[Start of Attachment]
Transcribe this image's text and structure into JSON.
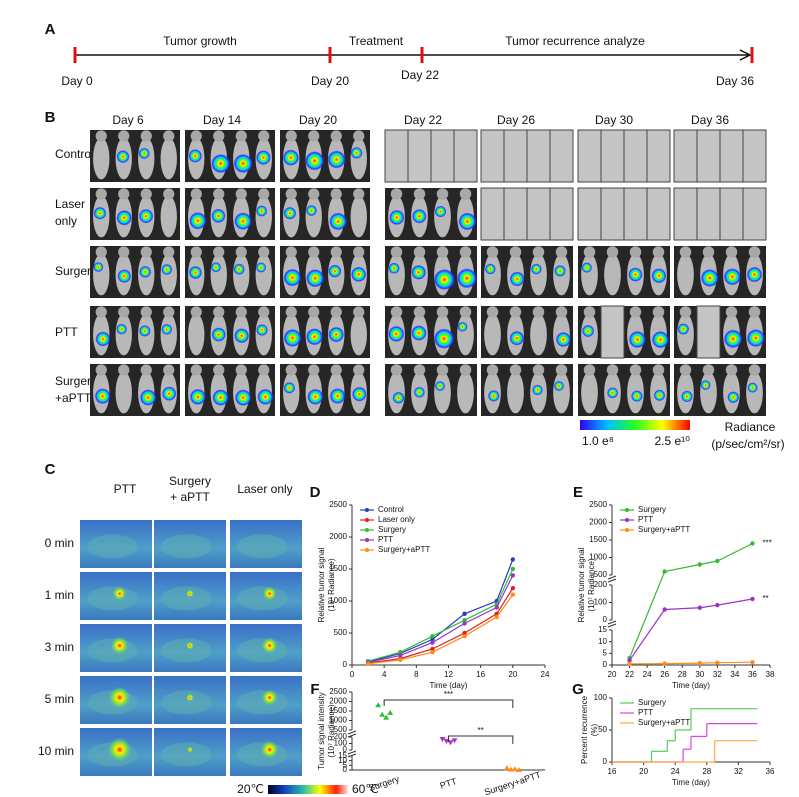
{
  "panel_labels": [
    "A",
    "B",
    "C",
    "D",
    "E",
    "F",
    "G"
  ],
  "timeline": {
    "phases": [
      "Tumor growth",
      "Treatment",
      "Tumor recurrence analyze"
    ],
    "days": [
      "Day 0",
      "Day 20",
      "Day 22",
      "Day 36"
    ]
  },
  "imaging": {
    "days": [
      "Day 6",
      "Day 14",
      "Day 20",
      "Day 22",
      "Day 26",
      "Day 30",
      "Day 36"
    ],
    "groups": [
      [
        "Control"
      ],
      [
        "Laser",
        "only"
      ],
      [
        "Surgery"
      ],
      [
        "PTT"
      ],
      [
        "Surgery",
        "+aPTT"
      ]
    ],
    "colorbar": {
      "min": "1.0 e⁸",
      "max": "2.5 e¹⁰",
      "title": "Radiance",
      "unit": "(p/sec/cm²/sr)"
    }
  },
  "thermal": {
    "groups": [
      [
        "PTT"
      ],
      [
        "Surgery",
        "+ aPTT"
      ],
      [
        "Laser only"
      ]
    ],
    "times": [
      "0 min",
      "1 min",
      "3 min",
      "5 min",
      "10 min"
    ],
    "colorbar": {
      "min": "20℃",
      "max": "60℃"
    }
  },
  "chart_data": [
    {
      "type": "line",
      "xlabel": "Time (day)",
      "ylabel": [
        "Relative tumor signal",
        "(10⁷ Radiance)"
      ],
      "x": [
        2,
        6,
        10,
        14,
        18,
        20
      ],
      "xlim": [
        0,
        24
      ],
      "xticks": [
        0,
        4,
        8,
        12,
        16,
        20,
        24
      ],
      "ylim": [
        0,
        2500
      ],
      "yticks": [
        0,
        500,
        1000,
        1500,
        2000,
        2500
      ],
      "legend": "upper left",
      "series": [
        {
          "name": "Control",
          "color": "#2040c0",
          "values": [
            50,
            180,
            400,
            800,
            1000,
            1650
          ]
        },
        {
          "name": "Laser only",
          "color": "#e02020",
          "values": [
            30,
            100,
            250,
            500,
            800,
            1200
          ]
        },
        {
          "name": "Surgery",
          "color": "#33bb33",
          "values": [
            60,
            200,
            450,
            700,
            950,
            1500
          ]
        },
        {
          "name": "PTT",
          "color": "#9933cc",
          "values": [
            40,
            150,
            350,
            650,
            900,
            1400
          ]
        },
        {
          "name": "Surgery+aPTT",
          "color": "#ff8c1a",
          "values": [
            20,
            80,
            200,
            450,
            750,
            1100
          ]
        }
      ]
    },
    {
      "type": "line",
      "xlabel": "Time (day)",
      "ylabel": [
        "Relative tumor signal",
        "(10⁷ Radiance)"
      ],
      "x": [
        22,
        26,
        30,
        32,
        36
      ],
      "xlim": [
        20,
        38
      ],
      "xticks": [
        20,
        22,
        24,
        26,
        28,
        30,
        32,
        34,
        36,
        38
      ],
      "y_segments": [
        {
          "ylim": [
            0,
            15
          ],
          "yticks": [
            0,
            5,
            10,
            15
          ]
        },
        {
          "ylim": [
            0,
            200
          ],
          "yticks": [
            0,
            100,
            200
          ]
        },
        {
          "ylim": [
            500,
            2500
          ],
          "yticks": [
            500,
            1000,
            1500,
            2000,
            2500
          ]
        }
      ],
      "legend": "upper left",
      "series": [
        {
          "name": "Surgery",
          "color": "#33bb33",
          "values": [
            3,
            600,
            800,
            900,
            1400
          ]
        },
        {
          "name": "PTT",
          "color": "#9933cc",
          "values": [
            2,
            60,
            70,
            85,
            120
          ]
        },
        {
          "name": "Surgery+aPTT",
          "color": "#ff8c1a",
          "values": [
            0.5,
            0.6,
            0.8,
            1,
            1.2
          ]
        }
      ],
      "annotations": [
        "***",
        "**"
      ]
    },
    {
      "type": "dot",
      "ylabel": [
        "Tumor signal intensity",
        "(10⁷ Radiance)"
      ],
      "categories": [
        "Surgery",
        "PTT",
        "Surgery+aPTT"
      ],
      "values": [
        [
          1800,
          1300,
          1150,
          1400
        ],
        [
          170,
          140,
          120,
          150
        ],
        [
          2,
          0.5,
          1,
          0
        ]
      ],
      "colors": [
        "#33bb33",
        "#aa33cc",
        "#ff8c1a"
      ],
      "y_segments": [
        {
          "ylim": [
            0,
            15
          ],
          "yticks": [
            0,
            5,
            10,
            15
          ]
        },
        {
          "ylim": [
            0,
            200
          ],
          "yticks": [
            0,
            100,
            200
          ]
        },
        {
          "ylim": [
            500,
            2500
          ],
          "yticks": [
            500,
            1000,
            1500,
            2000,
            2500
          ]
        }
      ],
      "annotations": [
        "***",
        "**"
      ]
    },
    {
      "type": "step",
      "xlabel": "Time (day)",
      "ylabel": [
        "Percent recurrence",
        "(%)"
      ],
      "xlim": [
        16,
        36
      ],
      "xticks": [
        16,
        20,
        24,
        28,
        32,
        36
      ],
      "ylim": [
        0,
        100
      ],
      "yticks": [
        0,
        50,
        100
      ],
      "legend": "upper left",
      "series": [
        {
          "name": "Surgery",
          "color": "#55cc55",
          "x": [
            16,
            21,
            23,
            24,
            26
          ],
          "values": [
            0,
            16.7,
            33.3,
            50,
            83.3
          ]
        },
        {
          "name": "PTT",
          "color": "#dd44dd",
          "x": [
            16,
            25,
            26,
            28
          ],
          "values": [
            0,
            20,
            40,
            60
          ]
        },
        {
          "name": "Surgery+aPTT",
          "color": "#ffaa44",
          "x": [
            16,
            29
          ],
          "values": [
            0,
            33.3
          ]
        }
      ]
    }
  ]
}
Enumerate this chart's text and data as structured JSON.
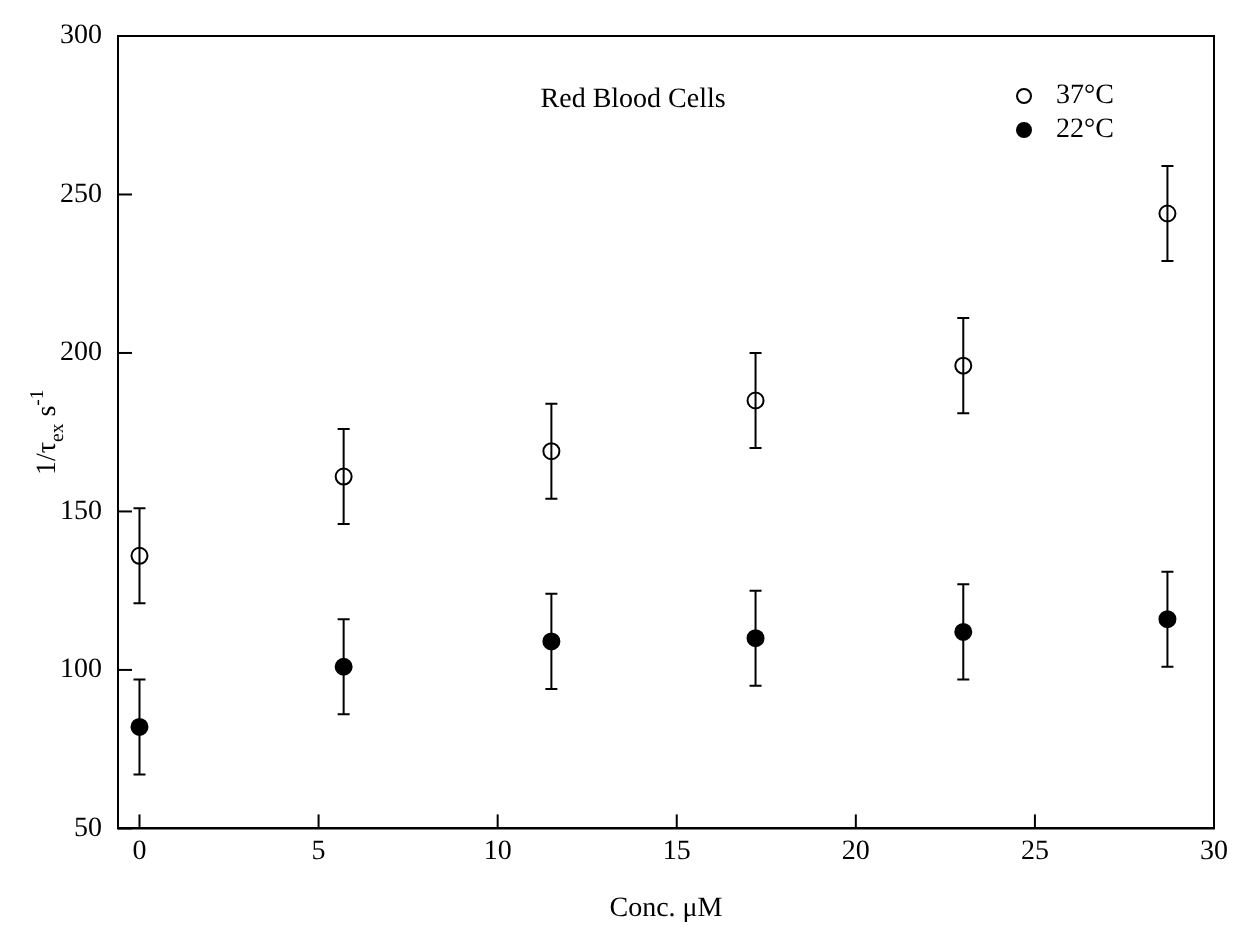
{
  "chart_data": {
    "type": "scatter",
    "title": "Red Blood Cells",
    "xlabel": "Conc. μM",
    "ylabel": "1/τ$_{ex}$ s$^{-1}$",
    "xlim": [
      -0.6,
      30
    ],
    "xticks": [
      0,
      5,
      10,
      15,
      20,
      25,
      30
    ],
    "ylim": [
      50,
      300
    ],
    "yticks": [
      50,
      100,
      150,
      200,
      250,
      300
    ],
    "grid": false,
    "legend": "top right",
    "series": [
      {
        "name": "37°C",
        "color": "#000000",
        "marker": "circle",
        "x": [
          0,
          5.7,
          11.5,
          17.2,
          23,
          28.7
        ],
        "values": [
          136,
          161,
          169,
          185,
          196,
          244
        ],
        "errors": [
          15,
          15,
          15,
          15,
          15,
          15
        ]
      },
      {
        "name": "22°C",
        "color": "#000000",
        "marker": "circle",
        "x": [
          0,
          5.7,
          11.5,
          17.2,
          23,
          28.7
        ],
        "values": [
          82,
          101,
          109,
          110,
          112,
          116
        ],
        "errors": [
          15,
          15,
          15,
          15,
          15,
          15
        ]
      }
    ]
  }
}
[End of Attachment]
• _Task requirements_
The result should be the full listing, retyped exactly and free of pictures.

• _Output below_
Transcribe this image's text and structure into JSON.
{
  "panel_labels": [
    "A",
    "B",
    "C",
    "D",
    "E",
    "F",
    "G"
  ],
  "timeline": {
    "phases": [
      "Tumor growth",
      "Treatment",
      "Tumor recurrence analyze"
    ],
    "days": [
      "Day 0",
      "Day 20",
      "Day 22",
      "Day 36"
    ]
  },
  "imaging": {
    "days": [
      "Day 6",
      "Day 14",
      "Day 20",
      "Day 22",
      "Day 26",
      "Day 30",
      "Day 36"
    ],
    "groups": [
      [
        "Control"
      ],
      [
        "Laser",
        "only"
      ],
      [
        "Surgery"
      ],
      [
        "PTT"
      ],
      [
        "Surgery",
        "+aPTT"
      ]
    ],
    "colorbar": {
      "min": "1.0 e⁸",
      "max": "2.5 e¹⁰",
      "title": "Radiance",
      "unit": "(p/sec/cm²/sr)"
    }
  },
  "thermal": {
    "groups": [
      [
        "PTT"
      ],
      [
        "Surgery",
        "+ aPTT"
      ],
      [
        "Laser only"
      ]
    ],
    "times": [
      "0 min",
      "1 min",
      "3 min",
      "5 min",
      "10 min"
    ],
    "colorbar": {
      "min": "20℃",
      "max": "60℃"
    }
  },
  "chart_data": [
    {
      "type": "line",
      "xlabel": "Time (day)",
      "ylabel": [
        "Relative tumor signal",
        "(10⁷ Radiance)"
      ],
      "x": [
        2,
        6,
        10,
        14,
        18,
        20
      ],
      "xlim": [
        0,
        24
      ],
      "xticks": [
        0,
        4,
        8,
        12,
        16,
        20,
        24
      ],
      "ylim": [
        0,
        2500
      ],
      "yticks": [
        0,
        500,
        1000,
        1500,
        2000,
        2500
      ],
      "legend": "upper left",
      "series": [
        {
          "name": "Control",
          "color": "#2040c0",
          "values": [
            50,
            180,
            400,
            800,
            1000,
            1650
          ]
        },
        {
          "name": "Laser only",
          "color": "#e02020",
          "values": [
            30,
            100,
            250,
            500,
            800,
            1200
          ]
        },
        {
          "name": "Surgery",
          "color": "#33bb33",
          "values": [
            60,
            200,
            450,
            700,
            950,
            1500
          ]
        },
        {
          "name": "PTT",
          "color": "#9933cc",
          "values": [
            40,
            150,
            350,
            650,
            900,
            1400
          ]
        },
        {
          "name": "Surgery+aPTT",
          "color": "#ff8c1a",
          "values": [
            20,
            80,
            200,
            450,
            750,
            1100
          ]
        }
      ]
    },
    {
      "type": "line",
      "xlabel": "Time (day)",
      "ylabel": [
        "Relative tumor signal",
        "(10⁷ Radiance)"
      ],
      "x": [
        22,
        26,
        30,
        32,
        36
      ],
      "xlim": [
        20,
        38
      ],
      "xticks": [
        20,
        22,
        24,
        26,
        28,
        30,
        32,
        34,
        36,
        38
      ],
      "y_segments": [
        {
          "ylim": [
            0,
            15
          ],
          "yticks": [
            0,
            5,
            10,
            15
          ]
        },
        {
          "ylim": [
            0,
            200
          ],
          "yticks": [
            0,
            100,
            200
          ]
        },
        {
          "ylim": [
            500,
            2500
          ],
          "yticks": [
            500,
            1000,
            1500,
            2000,
            2500
          ]
        }
      ],
      "legend": "upper left",
      "series": [
        {
          "name": "Surgery",
          "color": "#33bb33",
          "values": [
            3,
            600,
            800,
            900,
            1400
          ]
        },
        {
          "name": "PTT",
          "color": "#9933cc",
          "values": [
            2,
            60,
            70,
            85,
            120
          ]
        },
        {
          "name": "Surgery+aPTT",
          "color": "#ff8c1a",
          "values": [
            0.5,
            0.6,
            0.8,
            1,
            1.2
          ]
        }
      ],
      "annotations": [
        "***",
        "**"
      ]
    },
    {
      "type": "dot",
      "ylabel": [
        "Tumor signal intensity",
        "(10⁷ Radiance)"
      ],
      "categories": [
        "Surgery",
        "PTT",
        "Surgery+aPTT"
      ],
      "values": [
        [
          1800,
          1300,
          1150,
          1400
        ],
        [
          170,
          140,
          120,
          150
        ],
        [
          2,
          0.5,
          1,
          0
        ]
      ],
      "colors": [
        "#33bb33",
        "#aa33cc",
        "#ff8c1a"
      ],
      "y_segments": [
        {
          "ylim": [
            0,
            15
          ],
          "yticks": [
            0,
            5,
            10,
            15
          ]
        },
        {
          "ylim": [
            0,
            200
          ],
          "yticks": [
            0,
            100,
            200
          ]
        },
        {
          "ylim": [
            500,
            2500
          ],
          "yticks": [
            500,
            1000,
            1500,
            2000,
            2500
          ]
        }
      ],
      "annotations": [
        "***",
        "**"
      ]
    },
    {
      "type": "step",
      "xlabel": "Time (day)",
      "ylabel": [
        "Percent recurrence",
        "(%)"
      ],
      "xlim": [
        16,
        36
      ],
      "xticks": [
        16,
        20,
        24,
        28,
        32,
        36
      ],
      "ylim": [
        0,
        100
      ],
      "yticks": [
        0,
        50,
        100
      ],
      "legend": "upper left",
      "series": [
        {
          "name": "Surgery",
          "color": "#55cc55",
          "x": [
            16,
            21,
            23,
            24,
            26
          ],
          "values": [
            0,
            16.7,
            33.3,
            50,
            83.3
          ]
        },
        {
          "name": "PTT",
          "color": "#dd44dd",
          "x": [
            16,
            25,
            26,
            28
          ],
          "values": [
            0,
            20,
            40,
            60
          ]
        },
        {
          "name": "Surgery+aPTT",
          "color": "#ffaa44",
          "x": [
            16,
            29
          ],
          "values": [
            0,
            33.3
          ]
        }
      ]
    }
  ]
}
Enumerate this chart's text and data as structured JSON.
{
  "chart_data": {
    "type": "scatter",
    "title": "Red Blood Cells",
    "xlabel": "Conc. μM",
    "ylabel": "1/τ$_{ex}$ s$^{-1}$",
    "xlim": [
      -0.6,
      30
    ],
    "xticks": [
      0,
      5,
      10,
      15,
      20,
      25,
      30
    ],
    "ylim": [
      50,
      300
    ],
    "yticks": [
      50,
      100,
      150,
      200,
      250,
      300
    ],
    "grid": false,
    "legend": "top right",
    "series": [
      {
        "name": "37°C",
        "color": "#000000",
        "marker": "circle",
        "x": [
          0,
          5.7,
          11.5,
          17.2,
          23,
          28.7
        ],
        "values": [
          136,
          161,
          169,
          185,
          196,
          244
        ],
        "errors": [
          15,
          15,
          15,
          15,
          15,
          15
        ]
      },
      {
        "name": "22°C",
        "color": "#000000",
        "marker": "circle",
        "x": [
          0,
          5.7,
          11.5,
          17.2,
          23,
          28.7
        ],
        "values": [
          82,
          101,
          109,
          110,
          112,
          116
        ],
        "errors": [
          15,
          15,
          15,
          15,
          15,
          15
        ]
      }
    ]
  }
}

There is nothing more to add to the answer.